◆ **What you are asked to do**:
Look for the string "levnadsstandard" in the data below, and copy each line that holds it.
Top of Data for the task
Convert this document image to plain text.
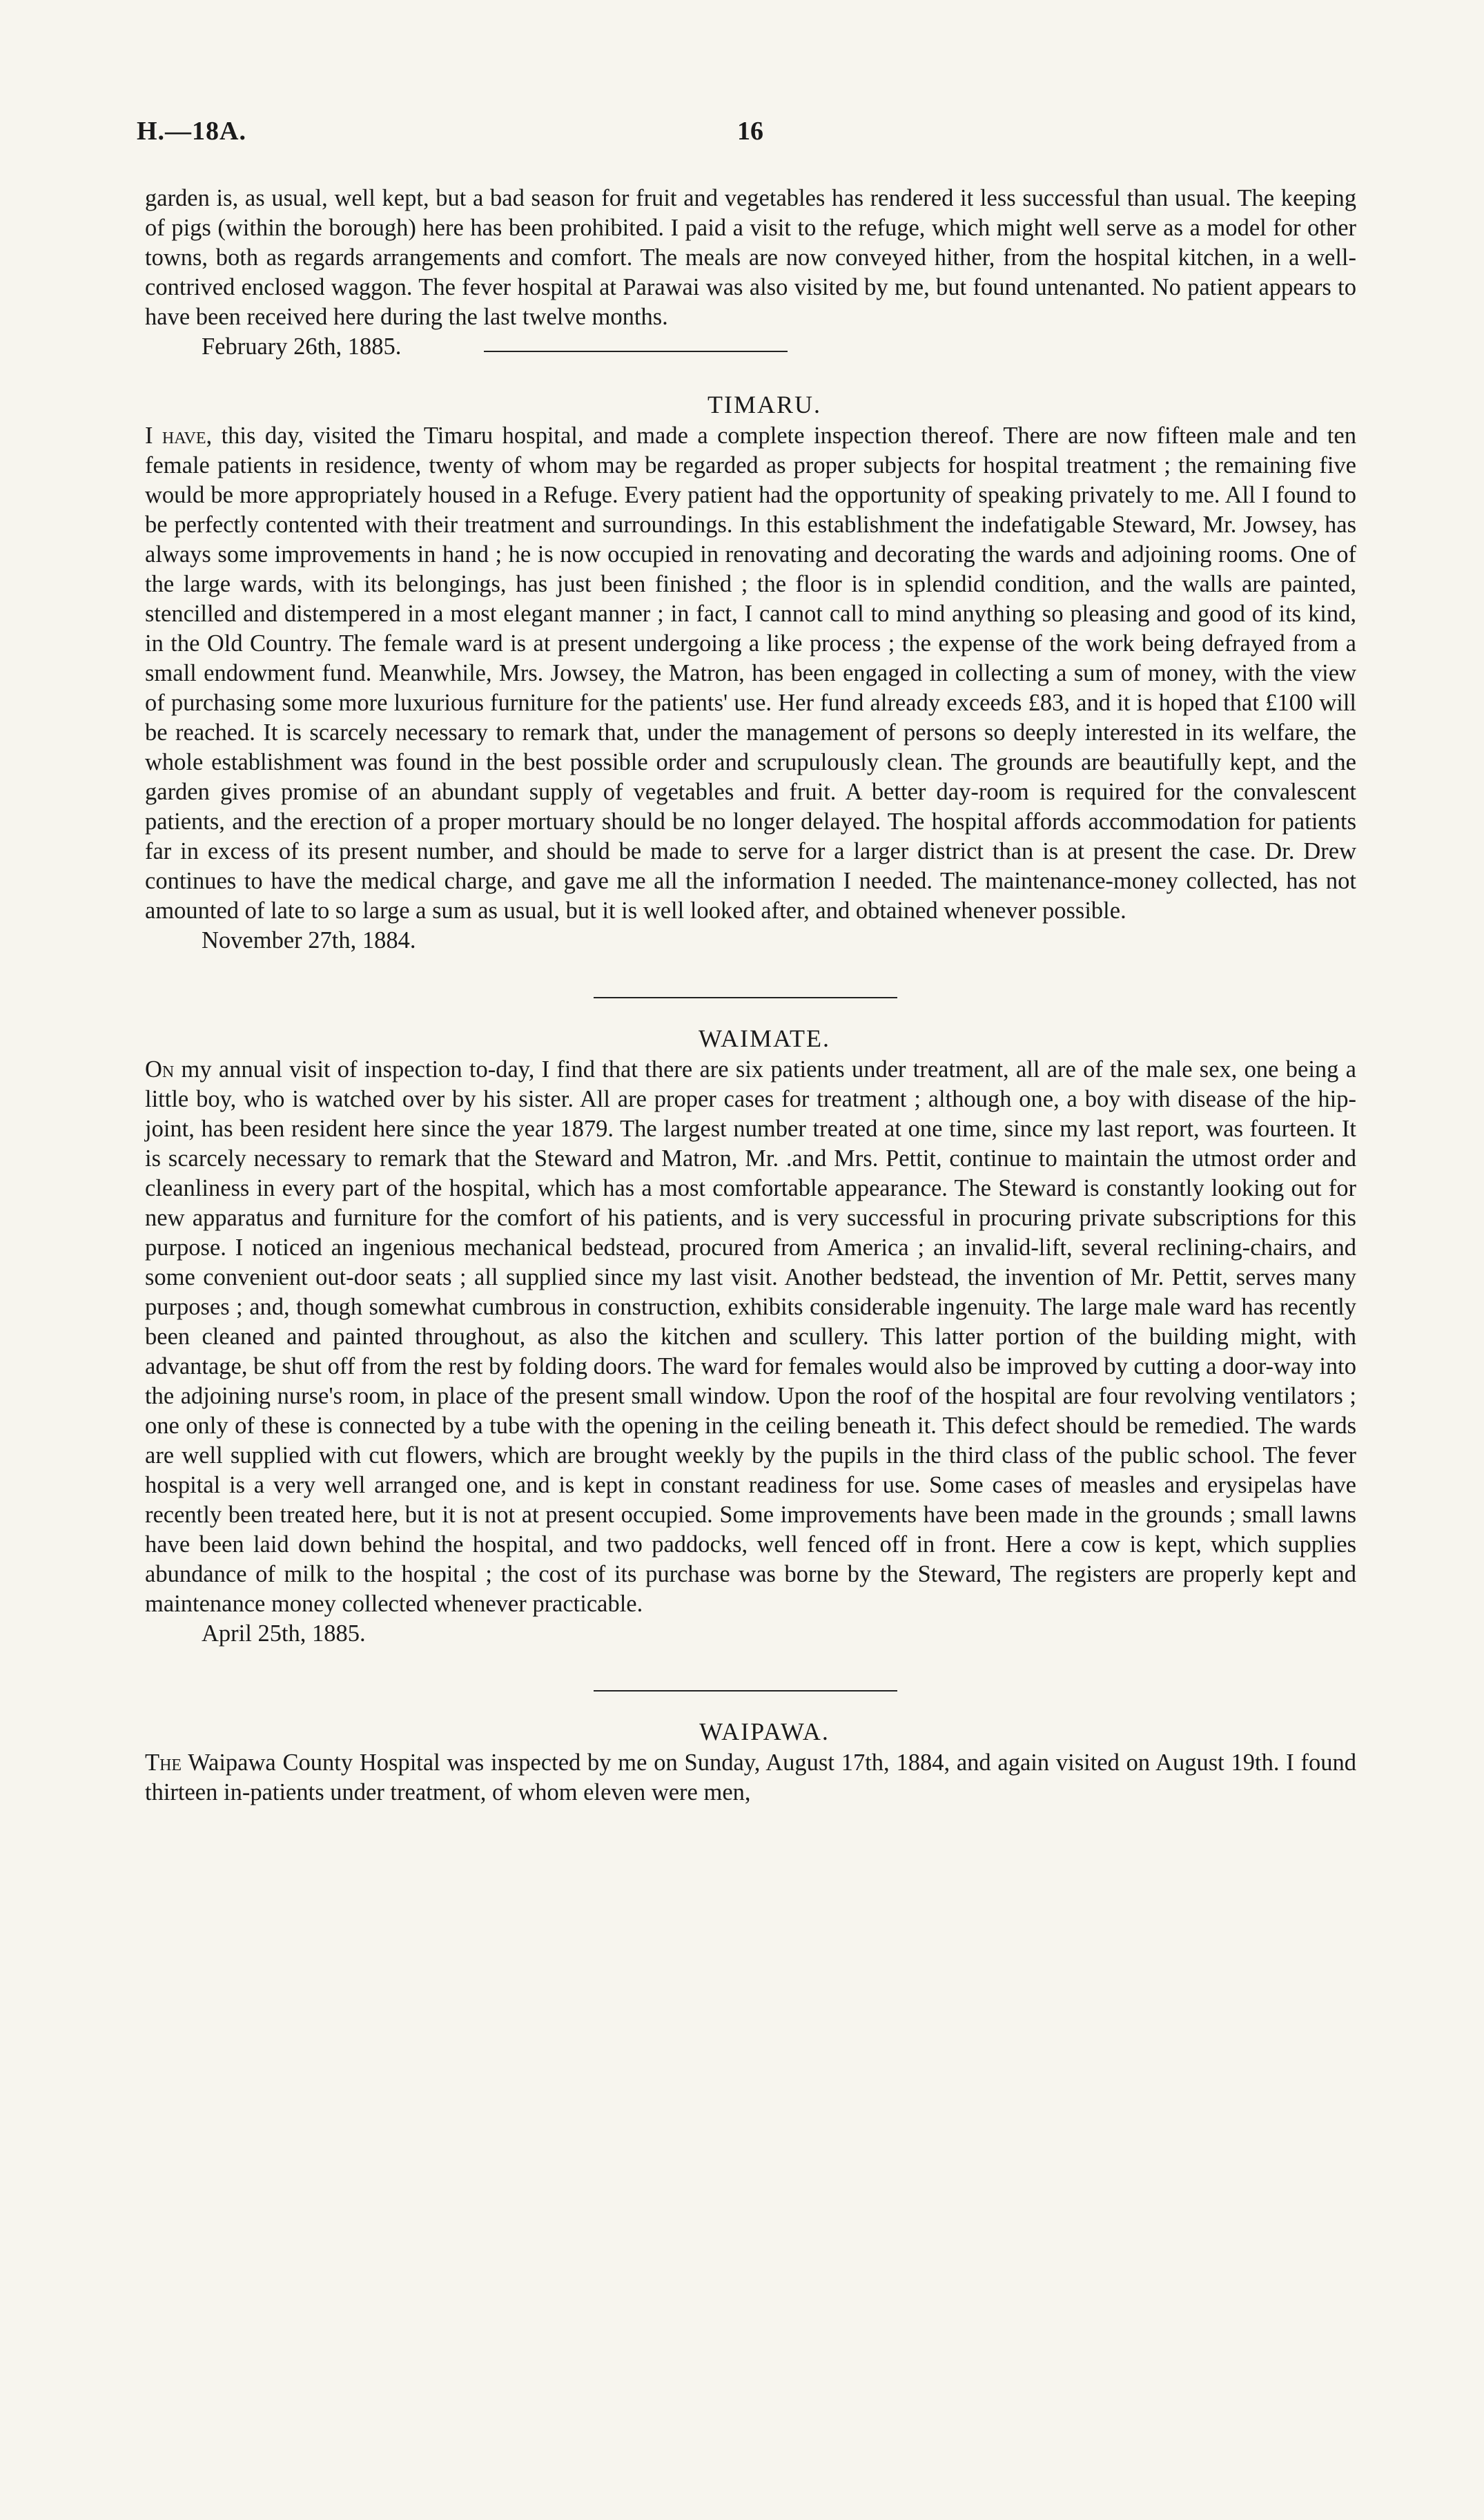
H.—18A.	16

garden is, as usual, well kept, but a bad season for fruit and vegetables has rendered it less successful than usual. The keeping of pigs (within the borough) here has been prohibited. I paid a visit to the refuge, which might well serve as a model for other towns, both as regards arrangements and comfort. The meals are now conveyed hither, from the hospital kitchen, in a well-contrived enclosed waggon. The fever hospital at Parawai was also visited by me, but found untenanted. No patient appears to have been received here during the last twelve months.

February 26th, 1885.
TIMARU.

I have, this day, visited the Timaru hospital, and made a complete inspection thereof. There are now fifteen male and ten female patients in residence, twenty of whom may be regarded as proper subjects for hospital treatment ; the remaining five would be more appropriately housed in a Refuge. Every patient had the opportunity of speaking privately to me. All I found to be perfectly contented with their treatment and surroundings. In this establishment the indefatigable Steward, Mr. Jowsey, has always some improvements in hand ; he is now occupied in renovating and decorating the wards and adjoining rooms. One of the large wards, with its belongings, has just been finished ; the floor is in splendid condition, and the walls are painted, stencilled and distempered in a most elegant manner ; in fact, I cannot call to mind anything so pleasing and good of its kind, in the Old Country. The female ward is at present undergoing a like process ; the expense of the work being defrayed from a small endowment fund. Meanwhile, Mrs. Jowsey, the Matron, has been engaged in collecting a sum of money, with the view of purchasing some more luxurious furniture for the patients' use. Her fund already exceeds £83, and it is hoped that £100 will be reached. It is scarcely necessary to remark that, under the management of persons so deeply interested in its welfare, the whole establishment was found in the best possible order and scrupulously clean. The grounds are beautifully kept, and the garden gives promise of an abundant supply of vegetables and fruit. A better day-room is required for the convalescent patients, and the erection of a proper mortuary should be no longer delayed. The hospital affords accommodation for patients far in excess of its present number, and should be made to serve for a larger district than is at present the case. Dr. Drew continues to have the medical charge, and gave me all the information I needed. The maintenance-money collected, has not amounted of late to so large a sum as usual, but it is well looked after, and obtained whenever possible.

November 27th, 1884.
WAIMATE.

On my annual visit of inspection to-day, I find that there are six patients under treatment, all are of the male sex, one being a little boy, who is watched over by his sister. All are proper cases for treatment ; although one, a boy with disease of the hip-joint, has been resident here since the year 1879. The largest number treated at one time, since my last report, was fourteen. It is scarcely necessary to remark that the Steward and Matron, Mr. .and Mrs. Pettit, continue to maintain the utmost order and cleanliness in every part of the hospital, which has a most comfortable appearance. The Steward is constantly looking out for new apparatus and furniture for the comfort of his patients, and is very successful in procuring private subscriptions for this purpose. I noticed an ingenious mechanical bedstead, procured from America ; an invalid-lift, several reclining-chairs, and some convenient out-door seats ; all supplied since my last visit. Another bedstead, the invention of Mr. Pettit, serves many purposes ; and, though somewhat cumbrous in construction, exhibits considerable ingenuity. The large male ward has recently been cleaned and painted throughout, as also the kitchen and scullery. This latter portion of the building might, with advantage, be shut off from the rest by folding doors. The ward for females would also be improved by cutting a door-way into the adjoining nurse's room, in place of the present small window. Upon the roof of the hospital are four revolving ventilators ; one only of these is connected by a tube with the opening in the ceiling beneath it. This defect should be remedied. The wards are well supplied with cut flowers, which are brought weekly by the pupils in the third class of the public school. The fever hospital is a very well arranged one, and is kept in constant readiness for use. Some cases of measles and erysipelas have recently been treated here, but it is not at present occupied. Some improvements have been made in the grounds ; small lawns have been laid down behind the hospital, and two paddocks, well fenced off in front. Here a cow is kept, which supplies abundance of milk to the hospital ; the cost of its purchase was borne by the Steward, The registers are properly kept and maintenance money collected whenever practicable.

April 25th, 1885.
WAIPAWA.

The Waipawa County Hospital was inspected by me on Sunday, August 17th, 1884, and again visited on August 19th. I found thirteen in-patients under treatment, of whom eleven were men,
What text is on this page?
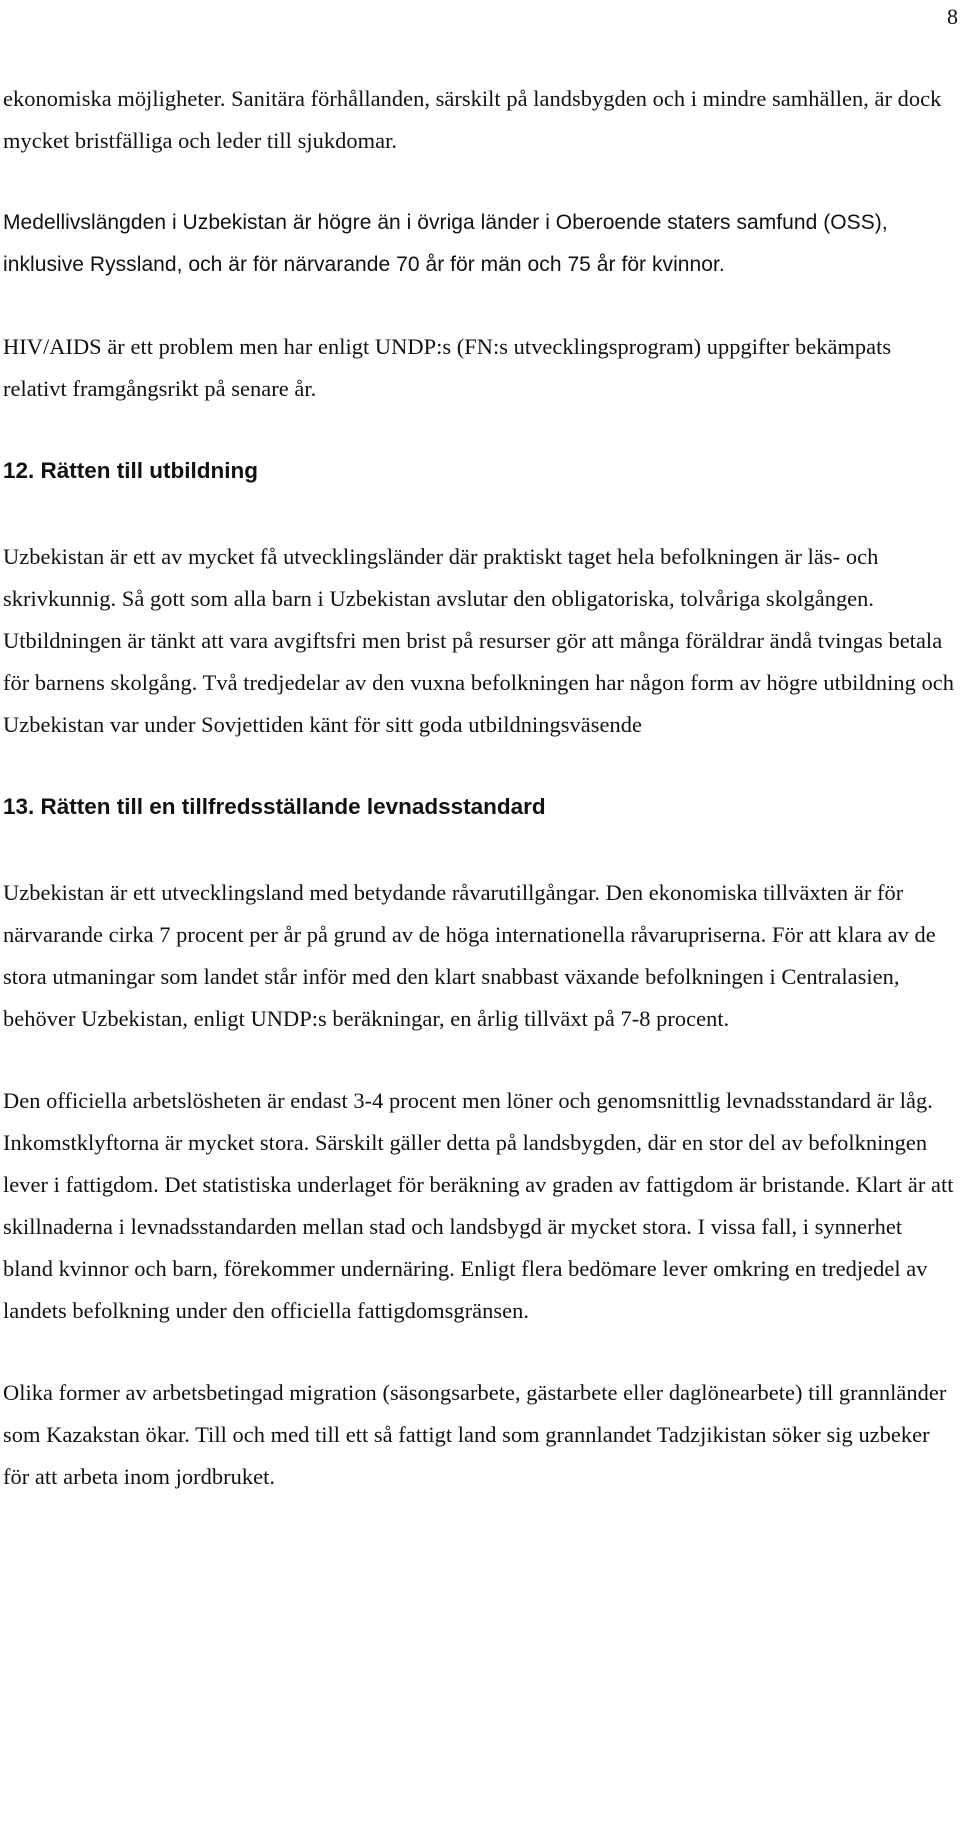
8

ekonomiska möjligheter. Sanitära förhållanden, särskilt på landsbygden och i mindre samhällen, är dock mycket bristfälliga och leder till sjukdomar.

Medellivslängden i Uzbekistan är högre än i övriga länder i Oberoende staters samfund (OSS), inklusive Ryssland, och är för närvarande 70 år för män och 75 år för kvinnor.

HIV/AIDS är ett problem men har enligt UNDP:s (FN:s utvecklingsprogram) uppgifter bekämpats relativt framgångsrikt på senare år.

12. Rätten till utbildning

Uzbekistan är ett av mycket få utvecklingsländer där praktiskt taget hela befolkningen är läs- och skrivkunnig. Så gott som alla barn i Uzbekistan avslutar den obligatoriska, tolvåriga skolgången. Utbildningen är tänkt att vara avgiftsfri men brist på resurser gör att många föräldrar ändå tvingas betala för barnens skolgång. Två tredjedelar av den vuxna befolkningen har någon form av högre utbildning och Uzbekistan var under Sovjettiden känt för sitt goda utbildningsväsende

13. Rätten till en tillfredsställande levnadsstandard

Uzbekistan är ett utvecklingsland med betydande råvarutillgångar. Den ekonomiska tillväxten är för närvarande cirka 7 procent per år på grund av de höga internationella råvarupriserna. För att klara av de stora utmaningar som landet står inför med den klart snabbast växande befolkningen i Centralasien, behöver Uzbekistan, enligt UNDP:s beräkningar, en årlig tillväxt på 7-8 procent.

Den officiella arbetslösheten är endast 3-4 procent men löner och genomsnittlig levnadsstandard är låg. Inkomstklyftorna är mycket stora. Särskilt gäller detta på landsbygden, där en stor del av befolkningen lever i fattigdom. Det statistiska underlaget för beräkning av graden av fattigdom är bristande. Klart är att skillnaderna i levnadsstandarden mellan stad och landsbygd är mycket stora. I vissa fall, i synnerhet bland kvinnor och barn, förekommer undernäring. Enligt flera bedömare lever omkring en tredjedel av landets befolkning under den officiella fattigdomsgränsen.

Olika former av arbetsbetingad migration (säsongsarbete, gästarbete eller daglönearbete) till grannländer som Kazakstan ökar. Till och med till ett så fattigt land som grannlandet Tadzjikistan söker sig uzbeker för att arbeta inom jordbruket.
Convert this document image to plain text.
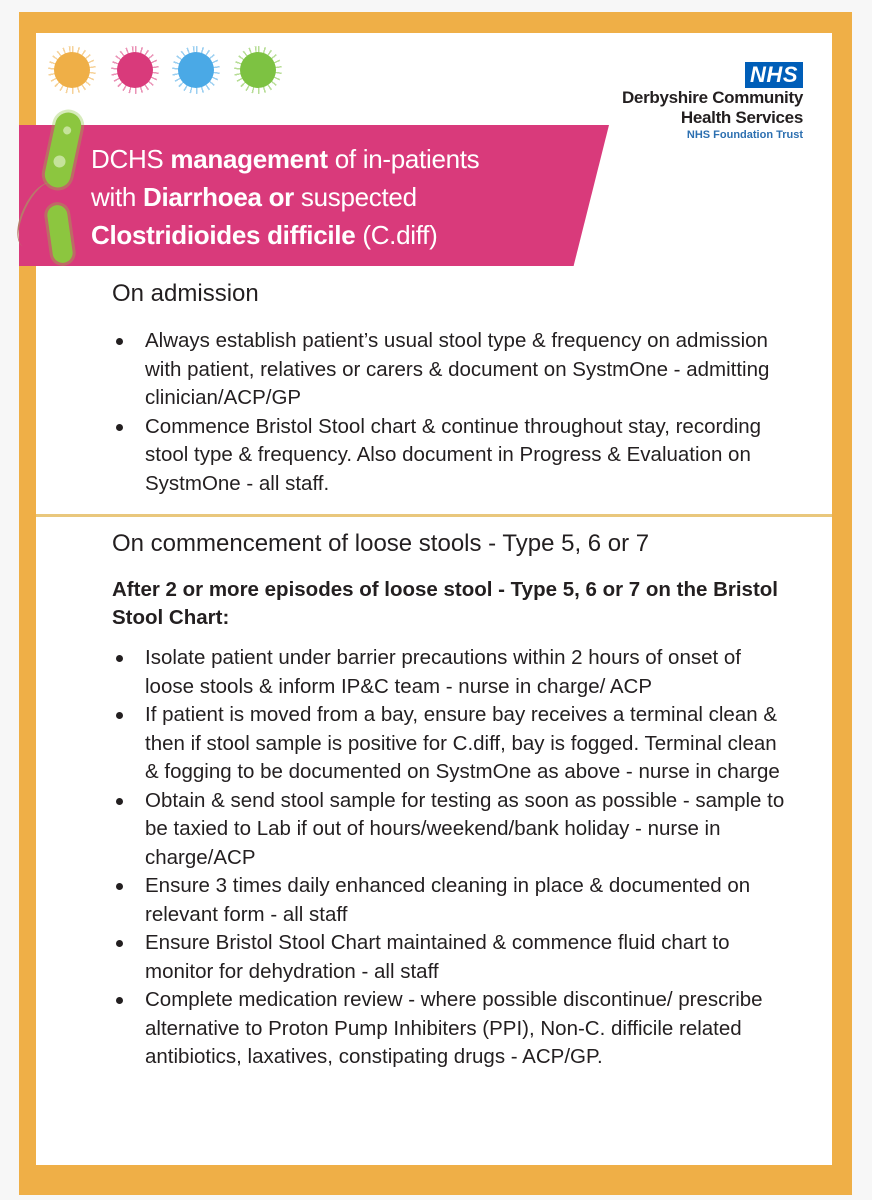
NHS
Derbyshire Community
Health Services
NHS Foundation Trust
DCHS management of in-patients
with Diarrhoea or suspected
Clostridioides difficile (C.diff)
On admission
Always establish patient’s usual stool type & frequency on admission with patient, relatives or carers & document on SystmOne - admitting clinician/ACP/GP
Commence Bristol Stool chart & continue throughout stay, recording stool type & frequency. Also document in Progress & Evaluation on SystmOne - all staff.
On commencement of loose stools - Type 5, 6 or 7
After 2 or more episodes of loose stool - Type 5, 6 or 7 on the Bristol Stool Chart:
Isolate patient under barrier precautions within 2 hours of onset of loose stools & inform IP&C team - nurse in charge/ ACP
If patient is moved from a bay, ensure bay receives a terminal clean & then if stool sample is positive for C.diff, bay is fogged. Terminal clean & fogging to be documented on SystmOne as above - nurse in charge
Obtain & send stool sample for testing as soon as possible - sample to be taxied to Lab if out of hours/weekend/bank holiday - nurse in charge/ACP
Ensure 3 times daily enhanced cleaning in place & documented on relevant form - all staff
Ensure Bristol Stool Chart maintained & commence fluid chart to monitor for dehydration - all staff
Complete medication review - where possible discontinue/ prescribe alternative to Proton Pump Inhibiters (PPI), Non-C. difficile related antibiotics, laxatives, constipating drugs - ACP/GP.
Bottom of Data for the task
◆ **Solved exercise**:
13. Rätten till en tillfredsställande levnadsstandard
Den officiella arbetslösheten är endast 3-4 procent men löner och genomsnittlig levnadsstandard är låg. Inkomstklyftorna är mycket stora. Särskilt gäller detta på landsbygden, där en stor del av befolkningen lever i fattigdom. Det statistiska underlaget för beräkning av graden av fattigdom är bristande. Klart är att skillnaderna i levnadsstandarden mellan stad och landsbygd är mycket stora. I vissa fall, i synnerhet bland kvinnor och barn, förekommer undernäring. Enligt flera bedömare lever omkring en tredjedel av landets befolkning under den officiella fattigdomsgränsen.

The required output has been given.